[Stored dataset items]
:::::

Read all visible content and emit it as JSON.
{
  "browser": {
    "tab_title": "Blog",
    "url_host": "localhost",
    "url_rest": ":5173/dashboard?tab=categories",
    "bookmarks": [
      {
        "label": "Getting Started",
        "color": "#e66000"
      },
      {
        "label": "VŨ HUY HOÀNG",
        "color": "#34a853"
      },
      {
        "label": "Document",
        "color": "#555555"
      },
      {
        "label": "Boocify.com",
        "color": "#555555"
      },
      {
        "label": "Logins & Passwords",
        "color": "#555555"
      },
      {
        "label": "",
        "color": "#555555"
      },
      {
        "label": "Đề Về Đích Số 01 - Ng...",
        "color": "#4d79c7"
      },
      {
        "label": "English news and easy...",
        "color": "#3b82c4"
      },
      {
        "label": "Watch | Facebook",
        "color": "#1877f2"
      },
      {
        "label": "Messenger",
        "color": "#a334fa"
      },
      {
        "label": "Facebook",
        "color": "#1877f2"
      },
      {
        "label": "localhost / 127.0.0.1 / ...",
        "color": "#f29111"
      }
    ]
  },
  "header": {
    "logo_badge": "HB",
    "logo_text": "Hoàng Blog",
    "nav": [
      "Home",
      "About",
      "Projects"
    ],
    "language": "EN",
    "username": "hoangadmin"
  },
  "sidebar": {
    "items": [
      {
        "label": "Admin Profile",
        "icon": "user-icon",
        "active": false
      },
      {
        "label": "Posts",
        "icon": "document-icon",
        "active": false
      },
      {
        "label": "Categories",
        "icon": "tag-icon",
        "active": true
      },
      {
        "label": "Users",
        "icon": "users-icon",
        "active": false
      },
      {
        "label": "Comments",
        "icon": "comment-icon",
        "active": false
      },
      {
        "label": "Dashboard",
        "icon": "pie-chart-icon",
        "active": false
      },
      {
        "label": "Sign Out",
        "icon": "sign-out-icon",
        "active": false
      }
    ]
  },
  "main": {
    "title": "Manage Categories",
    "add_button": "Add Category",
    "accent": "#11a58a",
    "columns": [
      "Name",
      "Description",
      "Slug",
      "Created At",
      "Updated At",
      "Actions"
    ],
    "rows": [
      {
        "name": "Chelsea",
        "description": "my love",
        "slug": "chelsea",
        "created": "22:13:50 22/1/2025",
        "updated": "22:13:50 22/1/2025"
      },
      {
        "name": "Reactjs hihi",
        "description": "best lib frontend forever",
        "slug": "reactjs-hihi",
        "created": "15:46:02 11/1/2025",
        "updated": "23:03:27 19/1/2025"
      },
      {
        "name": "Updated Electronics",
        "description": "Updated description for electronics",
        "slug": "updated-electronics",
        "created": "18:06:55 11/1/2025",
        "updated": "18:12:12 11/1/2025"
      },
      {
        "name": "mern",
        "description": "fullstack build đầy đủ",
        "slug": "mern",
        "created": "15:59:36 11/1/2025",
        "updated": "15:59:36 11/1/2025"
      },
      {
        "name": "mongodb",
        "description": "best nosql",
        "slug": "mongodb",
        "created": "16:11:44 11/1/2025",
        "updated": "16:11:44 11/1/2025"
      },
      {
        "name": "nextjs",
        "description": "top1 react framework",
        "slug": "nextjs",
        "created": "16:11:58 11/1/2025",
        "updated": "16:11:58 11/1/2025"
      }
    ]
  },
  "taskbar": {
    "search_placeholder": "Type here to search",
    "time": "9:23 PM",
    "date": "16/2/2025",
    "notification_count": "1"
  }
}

:::::

• **SHORT EXERCISE**
Give the material above again, word for word.

• **TASK RESULT**
Read all visible content and emit it as JSON.
{
  "browser": {
    "tab_title": "Blog",
    "url_host": "localhost",
    "url_rest": ":5173/dashboard?tab=categories",
    "bookmarks": [
      {
        "label": "Getting Started",
        "color": "#e66000"
      },
      {
        "label": "VŨ HUY HOÀNG",
        "color": "#34a853"
      },
      {
        "label": "Document",
        "color": "#555555"
      },
      {
        "label": "Boocify.com",
        "color": "#555555"
      },
      {
        "label": "Logins & Passwords",
        "color": "#555555"
      },
      {
        "label": "",
        "color": "#555555"
      },
      {
        "label": "Đề Về Đích Số 01 - Ng...",
        "color": "#4d79c7"
      },
      {
        "label": "English news and easy...",
        "color": "#3b82c4"
      },
      {
        "label": "Watch | Facebook",
        "color": "#1877f2"
      },
      {
        "label": "Messenger",
        "color": "#a334fa"
      },
      {
        "label": "Facebook",
        "color": "#1877f2"
      },
      {
        "label": "localhost / 127.0.0.1 / ...",
        "color": "#f29111"
      }
    ]
  },
  "header": {
    "logo_badge": "HB",
    "logo_text": "Hoàng Blog",
    "nav": [
      "Home",
      "About",
      "Projects"
    ],
    "language": "EN",
    "username": "hoangadmin"
  },
  "sidebar": {
    "items": [
      {
        "label": "Admin Profile",
        "icon": "user-icon",
        "active": false
      },
      {
        "label": "Posts",
        "icon": "document-icon",
        "active": false
      },
      {
        "label": "Categories",
        "icon": "tag-icon",
        "active": true
      },
      {
        "label": "Users",
        "icon": "users-icon",
        "active": false
      },
      {
        "label": "Comments",
        "icon": "comment-icon",
        "active": false
      },
      {
        "label": "Dashboard",
        "icon": "pie-chart-icon",
        "active": false
      },
      {
        "label": "Sign Out",
        "icon": "sign-out-icon",
        "active": false
      }
    ]
  },
  "main": {
    "title": "Manage Categories",
    "add_button": "Add Category",
    "accent": "#11a58a",
    "columns": [
      "Name",
      "Description",
      "Slug",
      "Created At",
      "Updated At",
      "Actions"
    ],
    "rows": [
      {
        "name": "Chelsea",
        "description": "my love",
        "slug": "chelsea",
        "created": "22:13:50 22/1/2025",
        "updated": "22:13:50 22/1/2025"
      },
      {
        "name": "Reactjs hihi",
        "description": "best lib frontend forever",
        "slug": "reactjs-hihi",
        "created": "15:46:02 11/1/2025",
        "updated": "23:03:27 19/1/2025"
      },
      {
        "name": "Updated Electronics",
        "description": "Updated description for electronics",
        "slug": "updated-electronics",
        "created": "18:06:55 11/1/2025",
        "updated": "18:12:12 11/1/2025"
      },
      {
        "name": "mern",
        "description": "fullstack build đầy đủ",
        "slug": "mern",
        "created": "15:59:36 11/1/2025",
        "updated": "15:59:36 11/1/2025"
      },
      {
        "name": "mongodb",
        "description": "best nosql",
        "slug": "mongodb",
        "created": "16:11:44 11/1/2025",
        "updated": "16:11:44 11/1/2025"
      },
      {
        "name": "nextjs",
        "description": "top1 react framework",
        "slug": "nextjs",
        "created": "16:11:58 11/1/2025",
        "updated": "16:11:58 11/1/2025"
      }
    ]
  },
  "taskbar": {
    "search_placeholder": "Type here to search",
    "time": "9:23 PM",
    "date": "16/2/2025",
    "notification_count": "1"
  }
}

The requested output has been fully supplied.